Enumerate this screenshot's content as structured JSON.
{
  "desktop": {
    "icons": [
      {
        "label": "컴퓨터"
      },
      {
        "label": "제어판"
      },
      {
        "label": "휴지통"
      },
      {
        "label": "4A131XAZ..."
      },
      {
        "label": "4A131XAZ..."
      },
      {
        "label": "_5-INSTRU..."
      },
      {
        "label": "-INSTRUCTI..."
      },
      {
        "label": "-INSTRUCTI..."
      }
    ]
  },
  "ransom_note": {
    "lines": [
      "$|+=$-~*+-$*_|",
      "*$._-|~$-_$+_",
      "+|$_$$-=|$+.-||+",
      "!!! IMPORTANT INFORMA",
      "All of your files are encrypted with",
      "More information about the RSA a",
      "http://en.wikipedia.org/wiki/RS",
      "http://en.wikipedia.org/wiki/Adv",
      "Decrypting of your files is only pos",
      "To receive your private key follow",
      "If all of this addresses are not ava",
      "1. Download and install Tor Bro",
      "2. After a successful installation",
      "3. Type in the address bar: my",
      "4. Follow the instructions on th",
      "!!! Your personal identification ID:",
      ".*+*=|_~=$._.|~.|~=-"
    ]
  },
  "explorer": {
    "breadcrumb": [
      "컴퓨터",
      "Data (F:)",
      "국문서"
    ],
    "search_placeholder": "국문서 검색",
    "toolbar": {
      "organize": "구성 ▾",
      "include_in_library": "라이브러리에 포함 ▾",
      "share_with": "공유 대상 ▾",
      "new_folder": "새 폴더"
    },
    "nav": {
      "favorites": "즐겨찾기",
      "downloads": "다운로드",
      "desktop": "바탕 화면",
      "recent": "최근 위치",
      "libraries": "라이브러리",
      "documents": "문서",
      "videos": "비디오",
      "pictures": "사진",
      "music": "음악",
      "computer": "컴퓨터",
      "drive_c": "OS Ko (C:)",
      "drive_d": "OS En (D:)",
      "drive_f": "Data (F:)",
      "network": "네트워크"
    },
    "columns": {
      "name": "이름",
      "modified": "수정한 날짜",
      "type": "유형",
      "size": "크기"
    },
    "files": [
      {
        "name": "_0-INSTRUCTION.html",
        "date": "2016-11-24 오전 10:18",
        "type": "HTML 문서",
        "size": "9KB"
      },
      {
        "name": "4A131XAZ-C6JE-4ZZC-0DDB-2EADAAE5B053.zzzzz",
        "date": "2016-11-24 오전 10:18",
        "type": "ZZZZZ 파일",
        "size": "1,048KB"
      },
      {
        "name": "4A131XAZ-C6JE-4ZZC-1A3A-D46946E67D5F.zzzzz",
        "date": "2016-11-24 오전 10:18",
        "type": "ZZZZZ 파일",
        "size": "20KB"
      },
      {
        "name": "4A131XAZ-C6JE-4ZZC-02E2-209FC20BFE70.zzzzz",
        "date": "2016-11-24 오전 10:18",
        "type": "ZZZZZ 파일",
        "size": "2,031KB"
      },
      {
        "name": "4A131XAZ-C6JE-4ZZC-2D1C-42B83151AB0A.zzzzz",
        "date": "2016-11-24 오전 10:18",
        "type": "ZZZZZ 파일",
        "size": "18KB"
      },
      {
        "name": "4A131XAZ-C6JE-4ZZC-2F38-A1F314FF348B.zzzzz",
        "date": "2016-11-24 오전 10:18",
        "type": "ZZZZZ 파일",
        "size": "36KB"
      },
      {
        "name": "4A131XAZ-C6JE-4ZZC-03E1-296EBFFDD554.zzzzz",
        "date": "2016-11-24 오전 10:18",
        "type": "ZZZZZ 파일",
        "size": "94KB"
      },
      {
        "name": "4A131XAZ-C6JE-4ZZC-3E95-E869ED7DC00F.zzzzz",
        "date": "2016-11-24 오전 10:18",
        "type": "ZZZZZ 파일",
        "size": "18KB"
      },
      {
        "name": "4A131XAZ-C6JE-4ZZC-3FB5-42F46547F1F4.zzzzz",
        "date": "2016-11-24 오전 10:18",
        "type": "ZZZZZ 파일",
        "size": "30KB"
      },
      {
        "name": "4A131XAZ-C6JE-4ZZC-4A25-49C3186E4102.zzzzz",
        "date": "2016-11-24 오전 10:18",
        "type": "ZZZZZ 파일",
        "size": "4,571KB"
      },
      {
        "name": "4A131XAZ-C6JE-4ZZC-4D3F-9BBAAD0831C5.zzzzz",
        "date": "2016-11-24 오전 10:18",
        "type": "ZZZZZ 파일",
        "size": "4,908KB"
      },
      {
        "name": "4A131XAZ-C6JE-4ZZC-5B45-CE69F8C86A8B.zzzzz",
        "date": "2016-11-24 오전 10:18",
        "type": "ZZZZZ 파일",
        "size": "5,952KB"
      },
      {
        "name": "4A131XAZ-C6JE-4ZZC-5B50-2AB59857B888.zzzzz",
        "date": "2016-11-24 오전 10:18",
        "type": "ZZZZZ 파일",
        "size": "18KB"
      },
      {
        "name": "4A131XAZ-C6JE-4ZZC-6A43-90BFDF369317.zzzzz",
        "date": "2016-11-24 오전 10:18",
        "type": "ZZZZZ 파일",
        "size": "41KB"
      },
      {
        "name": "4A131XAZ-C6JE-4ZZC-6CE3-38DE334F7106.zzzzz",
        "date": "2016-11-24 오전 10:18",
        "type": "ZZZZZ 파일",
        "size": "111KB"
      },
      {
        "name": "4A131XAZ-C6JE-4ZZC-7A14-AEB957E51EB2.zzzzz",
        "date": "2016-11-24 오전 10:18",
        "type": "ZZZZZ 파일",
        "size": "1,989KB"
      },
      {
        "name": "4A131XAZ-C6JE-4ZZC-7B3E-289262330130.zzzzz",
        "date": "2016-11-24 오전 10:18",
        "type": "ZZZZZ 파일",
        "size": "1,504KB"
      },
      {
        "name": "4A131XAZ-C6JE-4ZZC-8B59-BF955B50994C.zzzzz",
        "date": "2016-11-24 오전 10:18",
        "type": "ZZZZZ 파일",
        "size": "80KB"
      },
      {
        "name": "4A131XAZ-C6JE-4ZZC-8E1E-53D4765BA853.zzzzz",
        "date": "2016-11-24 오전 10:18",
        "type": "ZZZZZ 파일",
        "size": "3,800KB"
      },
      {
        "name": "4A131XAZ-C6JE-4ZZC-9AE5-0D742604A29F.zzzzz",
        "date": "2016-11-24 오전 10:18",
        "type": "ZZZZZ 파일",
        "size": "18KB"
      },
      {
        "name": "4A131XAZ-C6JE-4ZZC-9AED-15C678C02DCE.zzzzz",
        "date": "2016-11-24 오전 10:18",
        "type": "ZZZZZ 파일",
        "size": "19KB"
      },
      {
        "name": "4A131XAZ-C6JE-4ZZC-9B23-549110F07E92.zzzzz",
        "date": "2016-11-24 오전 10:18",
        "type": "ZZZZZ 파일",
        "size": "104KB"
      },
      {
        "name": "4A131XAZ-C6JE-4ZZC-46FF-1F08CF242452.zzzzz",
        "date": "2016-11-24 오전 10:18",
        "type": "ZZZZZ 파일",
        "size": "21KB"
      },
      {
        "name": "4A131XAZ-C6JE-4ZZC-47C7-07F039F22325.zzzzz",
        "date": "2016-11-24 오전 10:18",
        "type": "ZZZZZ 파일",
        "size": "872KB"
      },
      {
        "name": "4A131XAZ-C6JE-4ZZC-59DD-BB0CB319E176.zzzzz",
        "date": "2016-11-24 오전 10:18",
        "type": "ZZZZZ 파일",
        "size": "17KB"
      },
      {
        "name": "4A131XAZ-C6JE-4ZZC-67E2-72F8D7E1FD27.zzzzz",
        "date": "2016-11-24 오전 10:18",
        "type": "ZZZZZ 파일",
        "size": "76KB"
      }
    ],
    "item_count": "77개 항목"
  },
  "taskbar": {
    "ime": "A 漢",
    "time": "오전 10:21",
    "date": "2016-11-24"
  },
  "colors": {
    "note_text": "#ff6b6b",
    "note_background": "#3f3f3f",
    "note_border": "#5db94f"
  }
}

==

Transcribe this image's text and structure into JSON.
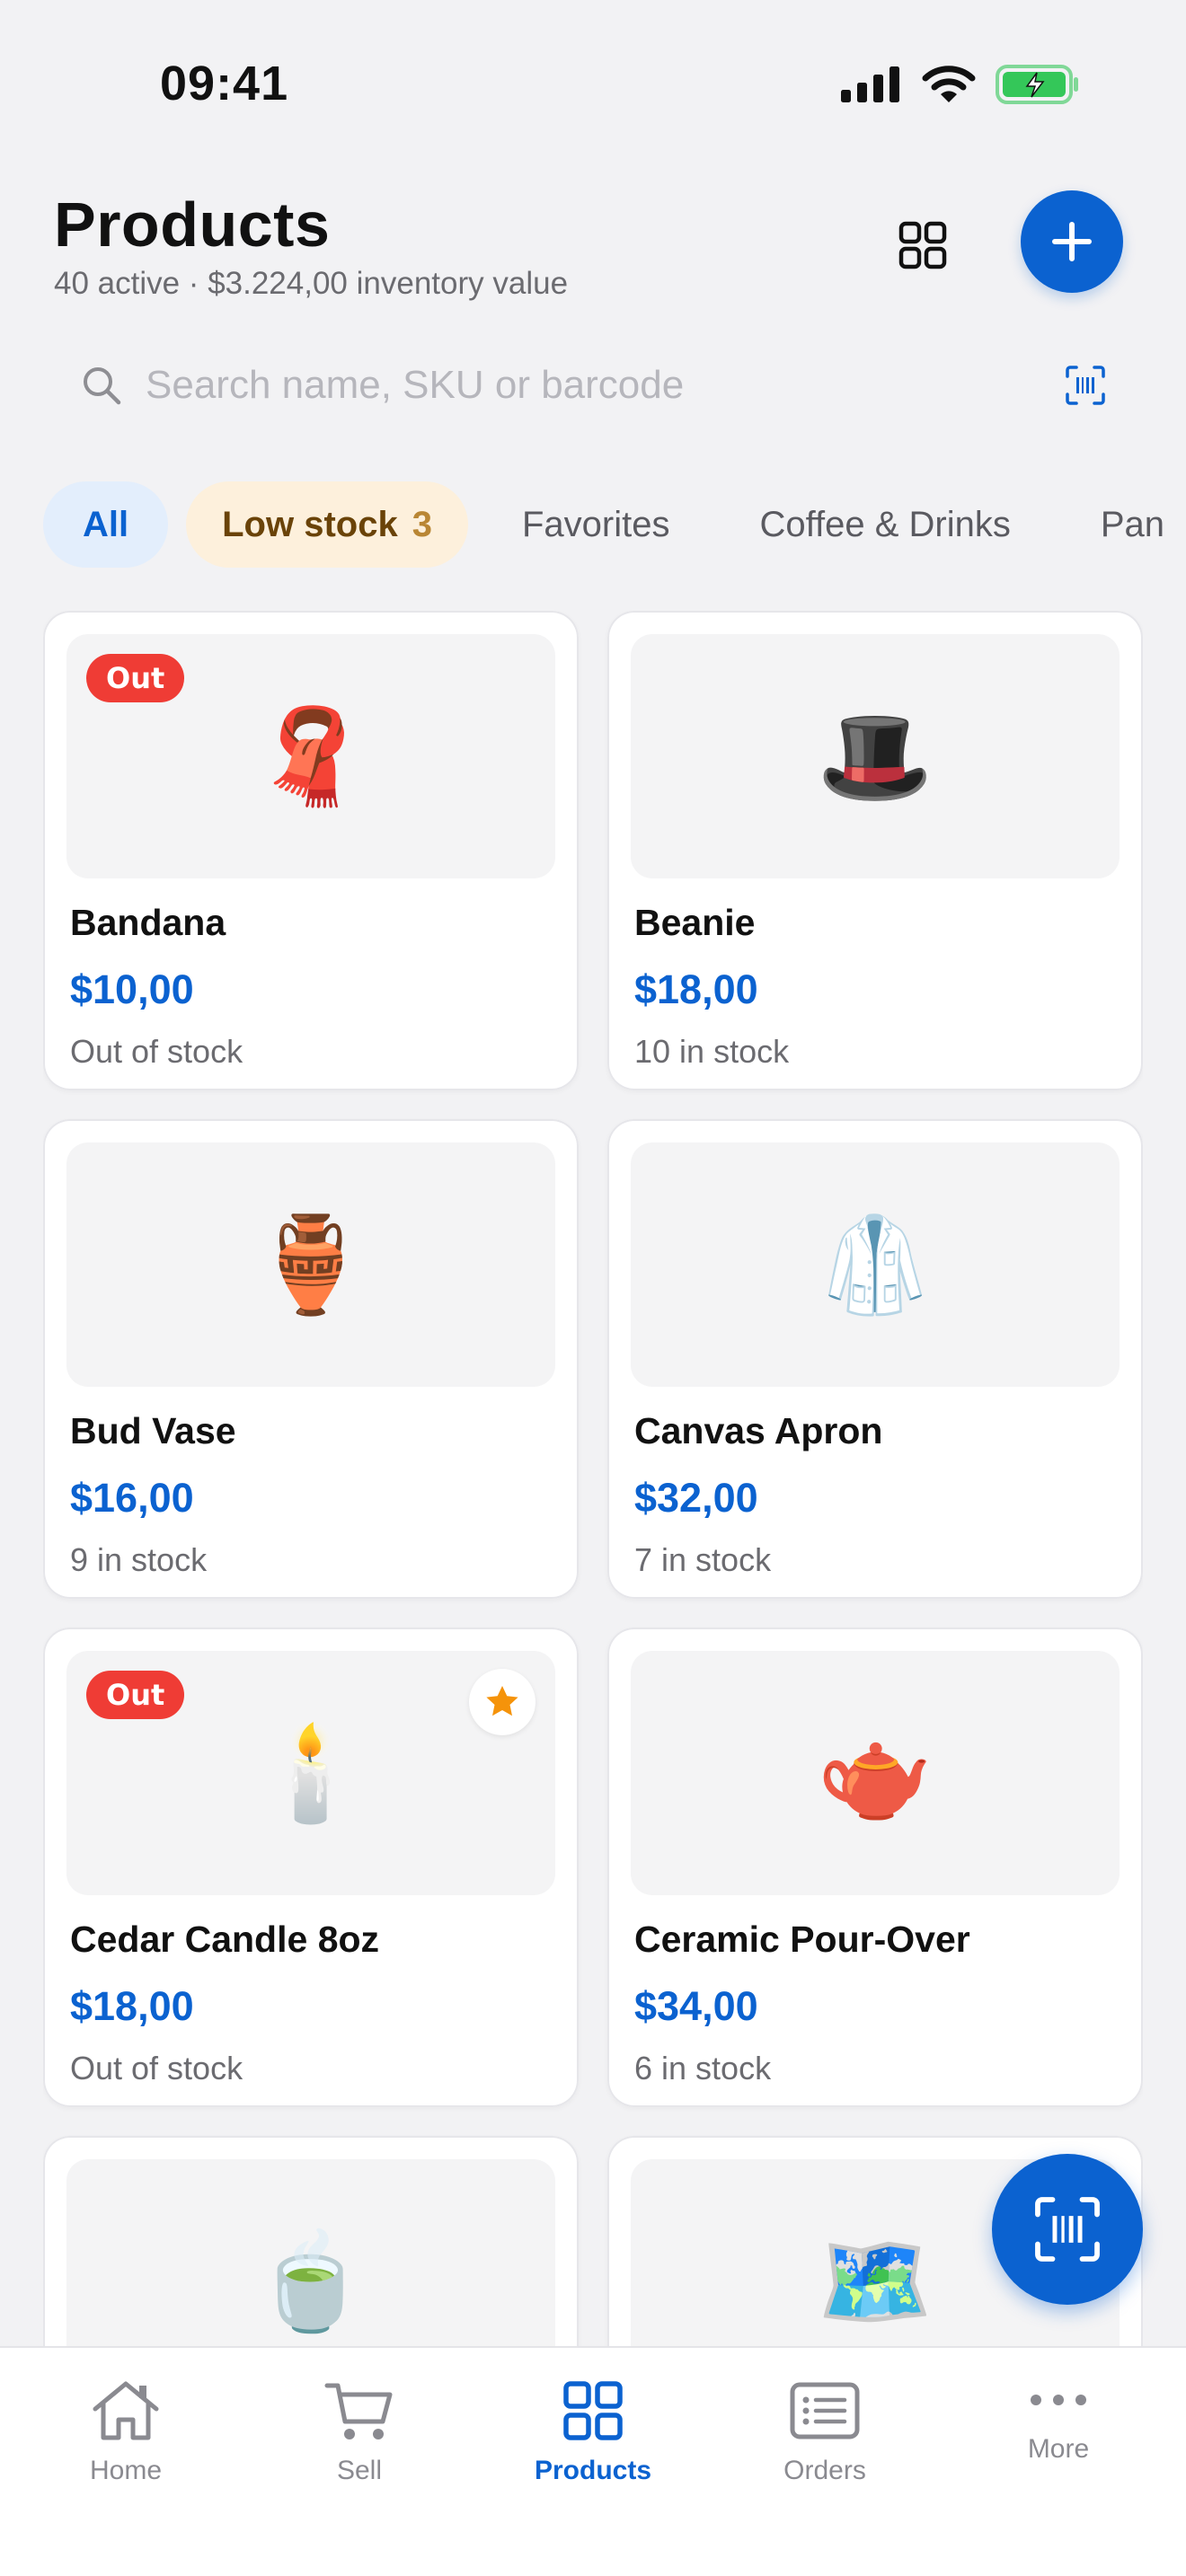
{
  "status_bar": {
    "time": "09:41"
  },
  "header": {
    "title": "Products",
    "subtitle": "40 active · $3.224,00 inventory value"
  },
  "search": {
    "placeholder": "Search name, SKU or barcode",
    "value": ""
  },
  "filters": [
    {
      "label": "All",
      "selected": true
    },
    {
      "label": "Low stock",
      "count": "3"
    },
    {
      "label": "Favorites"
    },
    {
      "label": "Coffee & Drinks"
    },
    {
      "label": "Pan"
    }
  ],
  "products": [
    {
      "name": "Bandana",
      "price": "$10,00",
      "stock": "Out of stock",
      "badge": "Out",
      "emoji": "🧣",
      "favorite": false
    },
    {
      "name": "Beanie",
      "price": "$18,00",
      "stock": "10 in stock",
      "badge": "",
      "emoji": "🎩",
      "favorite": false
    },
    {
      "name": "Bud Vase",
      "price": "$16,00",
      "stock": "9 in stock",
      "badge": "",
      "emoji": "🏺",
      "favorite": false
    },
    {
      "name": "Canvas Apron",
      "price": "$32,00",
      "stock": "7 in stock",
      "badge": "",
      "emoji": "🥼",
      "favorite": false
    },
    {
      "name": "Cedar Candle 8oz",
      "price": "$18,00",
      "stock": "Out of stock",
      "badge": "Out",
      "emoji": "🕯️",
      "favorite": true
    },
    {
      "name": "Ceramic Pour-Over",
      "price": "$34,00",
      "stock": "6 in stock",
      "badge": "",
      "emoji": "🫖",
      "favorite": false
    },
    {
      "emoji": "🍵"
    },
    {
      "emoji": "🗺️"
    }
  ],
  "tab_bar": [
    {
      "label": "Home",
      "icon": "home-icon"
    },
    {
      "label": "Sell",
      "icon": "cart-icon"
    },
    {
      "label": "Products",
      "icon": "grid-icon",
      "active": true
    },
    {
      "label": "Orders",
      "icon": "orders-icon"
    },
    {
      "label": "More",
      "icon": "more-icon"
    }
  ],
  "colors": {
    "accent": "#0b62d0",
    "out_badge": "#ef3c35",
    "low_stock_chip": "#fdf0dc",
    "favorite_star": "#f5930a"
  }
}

_Description of the task_
Pull out every line in the data above that has the word "value".

_Exercise response_
    "subtitle": "40 active · $3.224,00 inventory value"
    "value": ""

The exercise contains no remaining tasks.